§ **BREVE ESERCIZIO**:
Rispondi a queste domande sul testo riguardante i crediti di carbonio:
(a) A chi è sempre sembrata farisaica l'idea di pagare pratiche inquinanti comprando quote?
(b) Quale giornale pubblica uno schema sull'uso che gli inquinatori fanno dei crediti di carbonio?
(c) Su quali due aspetti possono incidere negativamente i progetti studiati per incassare i crediti?

§ **TESTO DA LEGGERE**:
##########

Il dibattito sul mercato dei crediti di carbonio è vivissimo fin dal momento della sua istituzione. L’idea che si potessero pagare pratiche inquinanti comprando quote da chi si impegna a ridurre l’anidride carbonica nell’atmosfera è sempre sembrata a dir poco farisaica a una gran parte del mondo ambientalista.
Un articolo del Guardian, autorevole giornale britannico, pubblica uno schemino chiarissimo per descrivere l’uso che gli inquinatori fanno dei crediti di carbonio. Dal momento che pagano, possono vantare sensibilità ambientale, e farne un fiore all’occhiello del loro marketing.
Con l’andare degli anni, si è anche visto che i progetti studiati per incassare i crediti sono di difficile valutazione e monitoraggio. Per di più possono incidere negativamente su altri aspetti importanti per il futuro del pianeta e dell’umanità, quali la protezione della biodiversità e i diritti umani.

##########

(Voci tratte da un dataset)
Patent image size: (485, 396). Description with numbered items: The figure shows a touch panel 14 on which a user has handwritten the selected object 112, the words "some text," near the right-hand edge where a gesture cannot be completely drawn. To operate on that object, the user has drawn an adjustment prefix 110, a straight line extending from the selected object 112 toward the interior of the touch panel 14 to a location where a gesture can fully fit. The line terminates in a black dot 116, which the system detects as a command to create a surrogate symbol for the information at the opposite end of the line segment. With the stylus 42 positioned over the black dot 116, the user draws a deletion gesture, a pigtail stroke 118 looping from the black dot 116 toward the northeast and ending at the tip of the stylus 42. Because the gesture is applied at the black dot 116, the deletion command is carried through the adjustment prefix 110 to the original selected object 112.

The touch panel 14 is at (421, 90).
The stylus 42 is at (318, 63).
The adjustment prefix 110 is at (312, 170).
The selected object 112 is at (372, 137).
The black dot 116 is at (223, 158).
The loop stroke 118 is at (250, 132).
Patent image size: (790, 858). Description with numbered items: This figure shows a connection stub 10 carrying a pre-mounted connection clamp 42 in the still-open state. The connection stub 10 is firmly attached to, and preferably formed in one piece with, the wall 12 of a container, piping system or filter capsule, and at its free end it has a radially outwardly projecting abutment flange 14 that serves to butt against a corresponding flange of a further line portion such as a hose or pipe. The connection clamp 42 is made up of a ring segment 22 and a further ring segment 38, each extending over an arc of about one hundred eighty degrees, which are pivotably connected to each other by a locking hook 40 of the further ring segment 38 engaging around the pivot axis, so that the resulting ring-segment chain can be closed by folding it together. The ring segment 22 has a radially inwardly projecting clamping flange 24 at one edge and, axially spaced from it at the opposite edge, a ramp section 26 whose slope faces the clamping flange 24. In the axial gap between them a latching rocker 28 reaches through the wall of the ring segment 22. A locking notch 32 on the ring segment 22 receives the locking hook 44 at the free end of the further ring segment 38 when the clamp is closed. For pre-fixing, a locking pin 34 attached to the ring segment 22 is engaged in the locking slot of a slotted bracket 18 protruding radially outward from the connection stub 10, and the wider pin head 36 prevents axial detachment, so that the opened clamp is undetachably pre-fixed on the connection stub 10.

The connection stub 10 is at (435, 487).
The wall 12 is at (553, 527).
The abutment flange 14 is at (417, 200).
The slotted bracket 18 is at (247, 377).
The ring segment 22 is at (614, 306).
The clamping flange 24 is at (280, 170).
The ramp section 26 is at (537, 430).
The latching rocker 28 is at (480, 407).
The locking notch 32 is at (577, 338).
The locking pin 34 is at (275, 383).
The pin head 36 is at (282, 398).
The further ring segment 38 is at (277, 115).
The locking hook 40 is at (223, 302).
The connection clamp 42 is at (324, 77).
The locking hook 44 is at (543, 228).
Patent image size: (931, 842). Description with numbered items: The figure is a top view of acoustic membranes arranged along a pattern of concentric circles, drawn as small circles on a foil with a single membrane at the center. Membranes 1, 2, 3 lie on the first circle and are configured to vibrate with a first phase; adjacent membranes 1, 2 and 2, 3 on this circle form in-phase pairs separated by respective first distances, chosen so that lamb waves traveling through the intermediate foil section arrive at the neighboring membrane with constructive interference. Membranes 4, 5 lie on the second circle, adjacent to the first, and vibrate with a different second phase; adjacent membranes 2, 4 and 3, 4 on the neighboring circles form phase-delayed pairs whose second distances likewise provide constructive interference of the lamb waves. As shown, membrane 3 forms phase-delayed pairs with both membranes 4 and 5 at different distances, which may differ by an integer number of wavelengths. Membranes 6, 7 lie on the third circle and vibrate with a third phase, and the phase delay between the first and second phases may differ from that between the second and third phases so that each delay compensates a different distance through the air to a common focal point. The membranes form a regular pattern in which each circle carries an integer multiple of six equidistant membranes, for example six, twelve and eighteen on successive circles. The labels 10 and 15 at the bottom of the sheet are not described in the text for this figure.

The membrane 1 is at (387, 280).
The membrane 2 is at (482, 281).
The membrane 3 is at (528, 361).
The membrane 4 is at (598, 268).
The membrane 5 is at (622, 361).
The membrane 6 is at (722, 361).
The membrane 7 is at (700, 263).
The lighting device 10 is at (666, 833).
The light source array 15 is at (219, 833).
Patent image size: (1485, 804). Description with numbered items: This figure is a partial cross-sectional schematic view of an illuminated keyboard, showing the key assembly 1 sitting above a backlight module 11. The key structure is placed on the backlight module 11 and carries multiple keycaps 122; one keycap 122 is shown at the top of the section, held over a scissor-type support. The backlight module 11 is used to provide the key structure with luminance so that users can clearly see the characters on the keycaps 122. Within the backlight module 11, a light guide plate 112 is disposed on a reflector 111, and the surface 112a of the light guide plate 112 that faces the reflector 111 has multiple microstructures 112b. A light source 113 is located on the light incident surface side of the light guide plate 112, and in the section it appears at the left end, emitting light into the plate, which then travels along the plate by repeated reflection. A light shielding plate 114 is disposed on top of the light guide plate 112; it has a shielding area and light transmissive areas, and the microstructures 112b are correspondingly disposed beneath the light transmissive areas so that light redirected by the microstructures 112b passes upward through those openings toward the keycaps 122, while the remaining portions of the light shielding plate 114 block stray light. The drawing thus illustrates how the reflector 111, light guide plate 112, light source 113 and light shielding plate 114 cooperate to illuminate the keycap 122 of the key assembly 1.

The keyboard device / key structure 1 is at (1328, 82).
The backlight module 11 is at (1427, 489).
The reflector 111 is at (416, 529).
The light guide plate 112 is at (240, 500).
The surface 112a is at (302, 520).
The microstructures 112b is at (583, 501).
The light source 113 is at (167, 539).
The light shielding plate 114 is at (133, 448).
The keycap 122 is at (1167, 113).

##########

§ **RISPOSTA COMPLETA**:
(a) A una gran parte del mondo ambientalista.
(b) Il Guardian, giornale britannico.
(c) La protezione della biodiversità e i diritti umani.